What is asked -
Print the line containing "What's the underlying" and each line after it through the end, please, with nothing added.

Task data -
[Start]

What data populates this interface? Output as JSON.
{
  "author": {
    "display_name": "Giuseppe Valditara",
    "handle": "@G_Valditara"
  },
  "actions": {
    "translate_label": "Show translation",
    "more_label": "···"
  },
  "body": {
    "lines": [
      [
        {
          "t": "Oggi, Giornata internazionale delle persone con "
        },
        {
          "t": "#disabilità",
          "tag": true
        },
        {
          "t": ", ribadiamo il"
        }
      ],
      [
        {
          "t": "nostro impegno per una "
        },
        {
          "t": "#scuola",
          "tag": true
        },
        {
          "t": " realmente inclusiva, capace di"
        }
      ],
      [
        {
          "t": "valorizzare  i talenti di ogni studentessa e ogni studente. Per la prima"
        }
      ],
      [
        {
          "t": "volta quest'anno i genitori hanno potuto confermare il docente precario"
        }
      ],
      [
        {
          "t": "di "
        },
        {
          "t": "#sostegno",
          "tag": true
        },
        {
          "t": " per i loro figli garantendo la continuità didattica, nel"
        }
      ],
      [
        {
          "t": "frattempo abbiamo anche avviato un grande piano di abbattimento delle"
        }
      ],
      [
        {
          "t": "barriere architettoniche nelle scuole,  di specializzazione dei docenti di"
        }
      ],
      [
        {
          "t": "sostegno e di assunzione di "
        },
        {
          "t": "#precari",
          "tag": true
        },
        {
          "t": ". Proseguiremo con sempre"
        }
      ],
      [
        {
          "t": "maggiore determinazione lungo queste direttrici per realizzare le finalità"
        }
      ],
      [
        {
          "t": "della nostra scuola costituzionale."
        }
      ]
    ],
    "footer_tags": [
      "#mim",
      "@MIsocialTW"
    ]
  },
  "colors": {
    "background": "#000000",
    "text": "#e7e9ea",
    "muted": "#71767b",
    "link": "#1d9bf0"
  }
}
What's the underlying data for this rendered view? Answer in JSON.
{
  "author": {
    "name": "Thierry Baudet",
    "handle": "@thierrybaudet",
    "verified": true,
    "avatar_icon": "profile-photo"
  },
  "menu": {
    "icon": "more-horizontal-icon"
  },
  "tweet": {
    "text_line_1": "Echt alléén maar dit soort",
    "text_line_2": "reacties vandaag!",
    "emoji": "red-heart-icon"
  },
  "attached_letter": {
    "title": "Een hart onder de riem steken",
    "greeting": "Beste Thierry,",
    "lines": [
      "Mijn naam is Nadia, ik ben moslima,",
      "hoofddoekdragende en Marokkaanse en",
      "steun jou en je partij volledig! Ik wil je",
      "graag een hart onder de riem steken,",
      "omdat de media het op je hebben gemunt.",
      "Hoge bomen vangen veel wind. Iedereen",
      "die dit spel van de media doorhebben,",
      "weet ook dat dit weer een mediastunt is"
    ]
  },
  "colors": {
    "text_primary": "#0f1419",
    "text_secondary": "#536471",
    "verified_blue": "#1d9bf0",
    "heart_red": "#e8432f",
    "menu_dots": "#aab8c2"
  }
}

[End]

Completed task -
What's the underlying data for this rendered view? Answer in JSON.
{
  "author": {
    "name": "Thierry Baudet",
    "handle": "@thierrybaudet",
    "verified": true,
    "avatar_icon": "profile-photo"
  },
  "menu": {
    "icon": "more-horizontal-icon"
  },
  "tweet": {
    "text_line_1": "Echt alléén maar dit soort",
    "text_line_2": "reacties vandaag!",
    "emoji": "red-heart-icon"
  },
  "attached_letter": {
    "title": "Een hart onder de riem steken",
    "greeting": "Beste Thierry,",
    "lines": [
      "Mijn naam is Nadia, ik ben moslima,",
      "hoofddoekdragende en Marokkaanse en",
      "steun jou en je partij volledig! Ik wil je",
      "graag een hart onder de riem steken,",
      "omdat de media het op je hebben gemunt.",
      "Hoge bomen vangen veel wind. Iedereen",
      "die dit spel van de media doorhebben,",
      "weet ook dat dit weer een mediastunt is"
    ]
  },
  "colors": {
    "text_primary": "#0f1419",
    "text_secondary": "#536471",
    "verified_blue": "#1d9bf0",
    "heart_red": "#e8432f",
    "menu_dots": "#aab8c2"
  }
}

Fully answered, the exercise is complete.